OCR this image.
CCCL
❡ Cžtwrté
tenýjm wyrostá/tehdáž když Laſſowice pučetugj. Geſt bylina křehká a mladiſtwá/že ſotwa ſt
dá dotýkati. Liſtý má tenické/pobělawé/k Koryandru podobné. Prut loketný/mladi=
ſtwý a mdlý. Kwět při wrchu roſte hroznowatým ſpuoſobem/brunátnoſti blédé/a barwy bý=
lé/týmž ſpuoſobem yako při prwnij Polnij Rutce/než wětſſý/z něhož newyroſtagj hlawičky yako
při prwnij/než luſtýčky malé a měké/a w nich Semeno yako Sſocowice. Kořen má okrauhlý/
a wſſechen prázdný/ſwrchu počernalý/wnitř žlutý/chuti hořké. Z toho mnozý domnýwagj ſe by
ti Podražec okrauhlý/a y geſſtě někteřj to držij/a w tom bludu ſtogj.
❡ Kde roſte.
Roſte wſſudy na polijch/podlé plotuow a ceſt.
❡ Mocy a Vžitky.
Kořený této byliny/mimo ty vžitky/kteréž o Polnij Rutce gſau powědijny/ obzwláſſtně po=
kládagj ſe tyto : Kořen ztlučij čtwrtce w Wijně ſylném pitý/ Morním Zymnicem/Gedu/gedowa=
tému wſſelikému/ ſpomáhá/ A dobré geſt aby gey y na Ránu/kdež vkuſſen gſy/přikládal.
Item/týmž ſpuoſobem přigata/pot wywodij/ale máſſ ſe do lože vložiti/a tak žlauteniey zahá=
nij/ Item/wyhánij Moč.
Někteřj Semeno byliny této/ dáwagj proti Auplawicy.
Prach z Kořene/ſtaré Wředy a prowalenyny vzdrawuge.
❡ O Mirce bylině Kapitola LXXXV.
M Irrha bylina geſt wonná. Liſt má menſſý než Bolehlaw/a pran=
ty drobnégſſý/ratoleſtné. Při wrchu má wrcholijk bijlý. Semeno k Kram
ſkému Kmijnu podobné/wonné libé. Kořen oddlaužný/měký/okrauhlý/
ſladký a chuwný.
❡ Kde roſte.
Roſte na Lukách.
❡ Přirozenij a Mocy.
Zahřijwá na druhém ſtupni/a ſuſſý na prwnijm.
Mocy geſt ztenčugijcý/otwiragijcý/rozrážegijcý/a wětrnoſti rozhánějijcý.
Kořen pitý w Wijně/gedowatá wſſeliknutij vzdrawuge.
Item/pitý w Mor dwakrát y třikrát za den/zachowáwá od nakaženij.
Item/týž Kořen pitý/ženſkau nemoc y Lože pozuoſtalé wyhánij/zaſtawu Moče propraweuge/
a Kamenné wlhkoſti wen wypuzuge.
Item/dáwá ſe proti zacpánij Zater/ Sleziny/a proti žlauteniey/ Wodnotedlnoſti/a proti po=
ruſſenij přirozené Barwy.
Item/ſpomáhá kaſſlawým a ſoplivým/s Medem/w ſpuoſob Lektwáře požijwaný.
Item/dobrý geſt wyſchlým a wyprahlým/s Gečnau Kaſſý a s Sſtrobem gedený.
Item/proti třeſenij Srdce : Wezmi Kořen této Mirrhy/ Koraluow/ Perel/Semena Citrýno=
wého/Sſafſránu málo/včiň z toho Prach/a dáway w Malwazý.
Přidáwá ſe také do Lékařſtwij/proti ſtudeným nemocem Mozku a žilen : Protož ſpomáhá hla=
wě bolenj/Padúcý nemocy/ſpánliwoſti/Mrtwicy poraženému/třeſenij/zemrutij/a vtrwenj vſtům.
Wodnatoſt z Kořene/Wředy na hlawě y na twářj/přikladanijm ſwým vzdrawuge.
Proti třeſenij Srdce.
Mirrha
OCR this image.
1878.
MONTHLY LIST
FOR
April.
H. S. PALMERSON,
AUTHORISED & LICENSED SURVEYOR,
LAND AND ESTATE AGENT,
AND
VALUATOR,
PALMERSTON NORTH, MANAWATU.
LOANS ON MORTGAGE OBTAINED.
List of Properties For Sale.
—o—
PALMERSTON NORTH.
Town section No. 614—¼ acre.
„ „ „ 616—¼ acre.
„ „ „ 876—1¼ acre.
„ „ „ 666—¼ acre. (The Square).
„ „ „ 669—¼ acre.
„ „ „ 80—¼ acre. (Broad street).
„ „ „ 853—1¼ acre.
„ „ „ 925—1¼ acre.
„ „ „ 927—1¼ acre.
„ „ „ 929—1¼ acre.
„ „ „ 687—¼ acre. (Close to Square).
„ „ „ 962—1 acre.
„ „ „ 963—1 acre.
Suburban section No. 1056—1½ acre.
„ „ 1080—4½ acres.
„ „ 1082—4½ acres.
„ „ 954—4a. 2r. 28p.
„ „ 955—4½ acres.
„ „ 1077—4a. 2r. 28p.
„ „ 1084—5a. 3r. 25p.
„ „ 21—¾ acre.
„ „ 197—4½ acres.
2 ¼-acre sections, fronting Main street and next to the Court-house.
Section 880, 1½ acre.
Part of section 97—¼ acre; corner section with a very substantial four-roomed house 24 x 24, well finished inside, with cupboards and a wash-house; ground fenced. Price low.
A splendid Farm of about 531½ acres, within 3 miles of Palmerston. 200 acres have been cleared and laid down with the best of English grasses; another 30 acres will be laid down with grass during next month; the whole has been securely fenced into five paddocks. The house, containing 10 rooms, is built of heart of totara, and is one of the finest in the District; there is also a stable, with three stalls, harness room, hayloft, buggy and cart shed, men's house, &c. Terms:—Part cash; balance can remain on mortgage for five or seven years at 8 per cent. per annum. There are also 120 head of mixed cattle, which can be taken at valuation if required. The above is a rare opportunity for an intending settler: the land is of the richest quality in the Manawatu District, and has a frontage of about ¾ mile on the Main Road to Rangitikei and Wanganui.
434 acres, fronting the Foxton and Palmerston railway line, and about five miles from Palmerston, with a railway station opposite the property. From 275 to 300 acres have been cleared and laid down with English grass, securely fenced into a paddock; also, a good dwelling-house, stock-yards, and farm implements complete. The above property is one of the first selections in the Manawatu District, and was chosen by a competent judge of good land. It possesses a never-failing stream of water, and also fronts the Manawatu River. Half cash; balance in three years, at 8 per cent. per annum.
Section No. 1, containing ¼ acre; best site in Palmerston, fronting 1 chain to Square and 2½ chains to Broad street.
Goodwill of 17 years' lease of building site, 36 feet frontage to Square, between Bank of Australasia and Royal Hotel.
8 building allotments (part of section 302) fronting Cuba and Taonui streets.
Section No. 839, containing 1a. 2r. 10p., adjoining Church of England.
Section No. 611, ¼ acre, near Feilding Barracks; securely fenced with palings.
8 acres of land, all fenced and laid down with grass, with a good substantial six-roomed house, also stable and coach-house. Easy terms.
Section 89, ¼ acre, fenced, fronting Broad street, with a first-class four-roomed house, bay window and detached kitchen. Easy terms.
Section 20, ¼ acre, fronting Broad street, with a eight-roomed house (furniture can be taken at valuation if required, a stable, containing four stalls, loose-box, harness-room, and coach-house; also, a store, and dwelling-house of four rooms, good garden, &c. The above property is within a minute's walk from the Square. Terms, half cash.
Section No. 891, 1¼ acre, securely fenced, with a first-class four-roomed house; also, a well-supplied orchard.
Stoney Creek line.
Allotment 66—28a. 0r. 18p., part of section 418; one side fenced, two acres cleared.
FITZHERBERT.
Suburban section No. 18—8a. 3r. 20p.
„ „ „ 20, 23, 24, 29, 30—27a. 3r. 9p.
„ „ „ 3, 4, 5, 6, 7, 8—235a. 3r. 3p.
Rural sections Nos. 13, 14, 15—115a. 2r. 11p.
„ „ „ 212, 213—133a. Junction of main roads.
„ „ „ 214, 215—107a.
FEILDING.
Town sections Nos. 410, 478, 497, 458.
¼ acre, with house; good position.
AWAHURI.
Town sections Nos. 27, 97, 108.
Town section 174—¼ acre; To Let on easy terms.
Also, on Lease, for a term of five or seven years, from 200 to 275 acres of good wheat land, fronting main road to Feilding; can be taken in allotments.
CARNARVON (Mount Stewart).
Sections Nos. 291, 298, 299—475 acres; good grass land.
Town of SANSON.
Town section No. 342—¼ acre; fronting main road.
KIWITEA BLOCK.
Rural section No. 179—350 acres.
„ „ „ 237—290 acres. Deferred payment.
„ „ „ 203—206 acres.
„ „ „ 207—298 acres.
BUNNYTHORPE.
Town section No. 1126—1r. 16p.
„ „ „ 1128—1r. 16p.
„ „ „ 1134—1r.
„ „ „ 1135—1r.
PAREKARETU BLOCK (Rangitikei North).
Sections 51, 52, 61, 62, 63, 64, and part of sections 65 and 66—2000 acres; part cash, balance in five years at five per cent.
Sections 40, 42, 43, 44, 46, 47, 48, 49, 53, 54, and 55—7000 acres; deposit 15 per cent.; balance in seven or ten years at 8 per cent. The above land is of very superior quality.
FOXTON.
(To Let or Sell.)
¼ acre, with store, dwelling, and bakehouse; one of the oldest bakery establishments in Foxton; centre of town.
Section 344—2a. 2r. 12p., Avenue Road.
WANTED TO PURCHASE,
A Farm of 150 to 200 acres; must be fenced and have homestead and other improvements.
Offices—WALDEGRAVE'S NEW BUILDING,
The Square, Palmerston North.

|---|

▶ [Work to complete]: From the records given above, copy all lines containing "vzdrawuge".

▶ [Output below]:
Prach z Kořene/ſtaré Wředy a prowalenyny vzdrawuge.
Kořen pitý w Wijně/gedowatá wſſeliknutij vzdrawuge.
Wodnatoſt z Kořene/Wředy na hlawě y na twářj/přikladanijm ſwým vzdrawuge.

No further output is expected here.